- [SHORT PROBLEM] Could every line of the data be printed exactly as it reads?

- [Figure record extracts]
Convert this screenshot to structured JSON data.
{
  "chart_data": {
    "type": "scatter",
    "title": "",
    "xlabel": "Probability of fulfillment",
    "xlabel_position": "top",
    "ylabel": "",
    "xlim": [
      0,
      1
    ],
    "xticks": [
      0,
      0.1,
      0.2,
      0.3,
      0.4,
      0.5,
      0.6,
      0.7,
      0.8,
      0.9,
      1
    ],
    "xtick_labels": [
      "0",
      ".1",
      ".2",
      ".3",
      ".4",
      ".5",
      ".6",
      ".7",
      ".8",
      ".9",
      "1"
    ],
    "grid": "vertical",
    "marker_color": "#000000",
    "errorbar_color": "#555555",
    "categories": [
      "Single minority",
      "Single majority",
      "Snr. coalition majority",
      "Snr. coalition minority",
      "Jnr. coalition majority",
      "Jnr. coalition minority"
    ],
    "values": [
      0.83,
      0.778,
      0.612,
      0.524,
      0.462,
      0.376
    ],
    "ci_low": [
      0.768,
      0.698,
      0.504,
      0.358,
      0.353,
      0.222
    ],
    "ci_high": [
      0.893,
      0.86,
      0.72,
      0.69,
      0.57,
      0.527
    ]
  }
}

- [TASK OUTPUT]
Convert this screenshot to structured JSON data.
{
  "chart_data": {
    "type": "scatter",
    "title": "",
    "xlabel": "Probability of fulfillment",
    "xlabel_position": "top",
    "ylabel": "",
    "xlim": [
      0,
      1
    ],
    "xticks": [
      0,
      0.1,
      0.2,
      0.3,
      0.4,
      0.5,
      0.6,
      0.7,
      0.8,
      0.9,
      1
    ],
    "xtick_labels": [
      "0",
      ".1",
      ".2",
      ".3",
      ".4",
      ".5",
      ".6",
      ".7",
      ".8",
      ".9",
      "1"
    ],
    "grid": "vertical",
    "marker_color": "#000000",
    "errorbar_color": "#555555",
    "categories": [
      "Single minority",
      "Single majority",
      "Snr. coalition majority",
      "Snr. coalition minority",
      "Jnr. coalition majority",
      "Jnr. coalition minority"
    ],
    "values": [
      0.83,
      0.778,
      0.612,
      0.524,
      0.462,
      0.376
    ],
    "ci_low": [
      0.768,
      0.698,
      0.504,
      0.358,
      0.353,
      0.222
    ],
    "ci_high": [
      0.893,
      0.86,
      0.72,
      0.69,
      0.57,
      0.527
    ]
  }
}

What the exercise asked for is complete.